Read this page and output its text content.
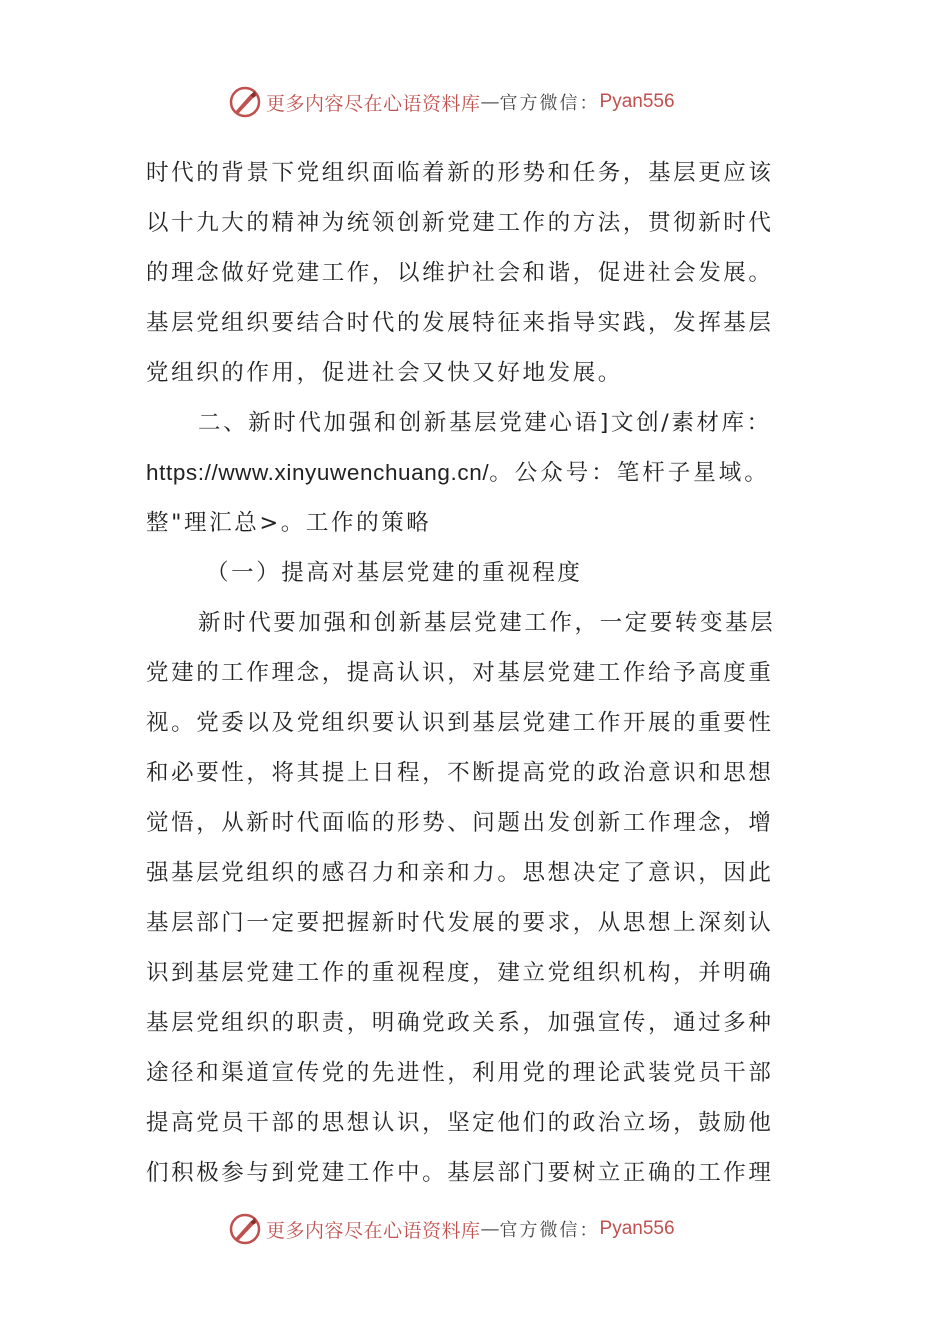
更多内容尽在心语资料库 — 官方微信： Pyan556
时代的背景下党组织面临着新的形势和任务，基层更应该
以十九大的精神为统领创新党建工作的方法，贯彻新时代
的理念做好党建工作，以维护社会和谐，促进社会发展。
基层党组织要结合时代的发展特征来指导实践，发挥基层
党组织的作用，促进社会又快又好地发展。
二、新时代加强和创新基层党建心语]文创/素材库：
https://www.xinyuwenchuang.cn/。公众号：笔杆子星域。
整"理汇总>。工作的策略
（一）提高对基层党建的重视程度
新时代要加强和创新基层党建工作，一定要转变基层
党建的工作理念，提高认识，对基层党建工作给予高度重
视。党委以及党组织要认识到基层党建工作开展的重要性
和必要性，将其提上日程，不断提高党的政治意识和思想
觉悟，从新时代面临的形势、问题出发创新工作理念，增
强基层党组织的感召力和亲和力。思想决定了意识，因此
基层部门一定要把握新时代发展的要求，从思想上深刻认
识到基层党建工作的重视程度，建立党组织机构，并明确
基层党组织的职责，明确党政关系，加强宣传，通过多种
途径和渠道宣传党的先进性，利用党的理论武装党员干部
提高党员干部的思想认识，坚定他们的政治立场，鼓励他
们积极参与到党建工作中。基层部门要树立正确的工作理
更多内容尽在心语资料库 — 官方微信： Pyan556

---*---

> Objective
Pictures are not part of the copy; output everything else in the records exactly.

> Exercise answer
Read this page and output its text content.
更多内容尽在心语资料库 — 官方微信： Pyan556
时代的背景下党组织面临着新的形势和任务，基层更应该
以十九大的精神为统领创新党建工作的方法，贯彻新时代
的理念做好党建工作，以维护社会和谐，促进社会发展。
基层党组织要结合时代的发展特征来指导实践，发挥基层
党组织的作用，促进社会又快又好地发展。
二、新时代加强和创新基层党建心语]文创/素材库：
https://www.xinyuwenchuang.cn/。公众号：笔杆子星域。
整"理汇总>。工作的策略
（一）提高对基层党建的重视程度
新时代要加强和创新基层党建工作，一定要转变基层
党建的工作理念，提高认识，对基层党建工作给予高度重
视。党委以及党组织要认识到基层党建工作开展的重要性
和必要性，将其提上日程，不断提高党的政治意识和思想
觉悟，从新时代面临的形势、问题出发创新工作理念，增
强基层党组织的感召力和亲和力。思想决定了意识，因此
基层部门一定要把握新时代发展的要求，从思想上深刻认
识到基层党建工作的重视程度，建立党组织机构，并明确
基层党组织的职责，明确党政关系，加强宣传，通过多种
途径和渠道宣传党的先进性，利用党的理论武装党员干部
提高党员干部的思想认识，坚定他们的政治立场，鼓励他
们积极参与到党建工作中。基层部门要树立正确的工作理
更多内容尽在心语资料库 — 官方微信： Pyan556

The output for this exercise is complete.